- **THE PROBLEM**: Copy out the lines that include the word "accent".
START SUPPLIED DATA
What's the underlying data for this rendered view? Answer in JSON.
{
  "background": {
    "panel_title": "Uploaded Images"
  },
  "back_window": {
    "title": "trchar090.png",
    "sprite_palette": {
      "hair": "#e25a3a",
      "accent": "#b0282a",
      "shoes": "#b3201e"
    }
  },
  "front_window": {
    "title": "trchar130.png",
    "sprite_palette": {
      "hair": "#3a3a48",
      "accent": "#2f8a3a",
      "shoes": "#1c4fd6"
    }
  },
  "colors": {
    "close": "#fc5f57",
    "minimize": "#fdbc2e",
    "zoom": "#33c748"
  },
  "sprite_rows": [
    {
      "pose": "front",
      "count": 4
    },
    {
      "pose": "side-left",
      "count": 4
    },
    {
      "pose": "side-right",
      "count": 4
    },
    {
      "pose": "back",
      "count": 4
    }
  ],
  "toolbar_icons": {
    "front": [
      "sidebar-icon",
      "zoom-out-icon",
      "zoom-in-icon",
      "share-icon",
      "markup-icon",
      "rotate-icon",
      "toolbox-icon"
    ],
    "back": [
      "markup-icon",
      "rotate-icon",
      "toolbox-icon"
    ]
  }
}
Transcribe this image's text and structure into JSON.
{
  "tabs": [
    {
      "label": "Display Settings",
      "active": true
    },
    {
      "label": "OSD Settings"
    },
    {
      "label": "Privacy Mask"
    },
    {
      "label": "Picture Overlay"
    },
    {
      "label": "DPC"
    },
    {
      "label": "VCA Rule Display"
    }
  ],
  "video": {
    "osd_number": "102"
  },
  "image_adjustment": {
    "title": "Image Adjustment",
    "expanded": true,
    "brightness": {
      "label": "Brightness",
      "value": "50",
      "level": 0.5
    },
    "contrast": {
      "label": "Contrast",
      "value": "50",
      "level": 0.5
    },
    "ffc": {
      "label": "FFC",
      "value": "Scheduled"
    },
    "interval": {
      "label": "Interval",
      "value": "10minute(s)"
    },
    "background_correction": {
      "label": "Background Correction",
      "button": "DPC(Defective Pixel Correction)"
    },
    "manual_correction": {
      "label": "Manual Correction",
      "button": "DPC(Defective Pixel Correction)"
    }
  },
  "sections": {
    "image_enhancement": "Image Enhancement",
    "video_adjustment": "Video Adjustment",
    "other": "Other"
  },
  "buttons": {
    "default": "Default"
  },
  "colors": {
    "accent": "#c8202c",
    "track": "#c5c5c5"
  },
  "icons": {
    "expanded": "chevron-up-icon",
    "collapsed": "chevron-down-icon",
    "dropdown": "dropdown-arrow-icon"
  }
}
END SUPPLIED DATA
- **RESPONSE TO THE EXERCISE**:
      "accent": "#b0282a",
      "accent": "#2f8a3a",
    "accent": "#c8202c",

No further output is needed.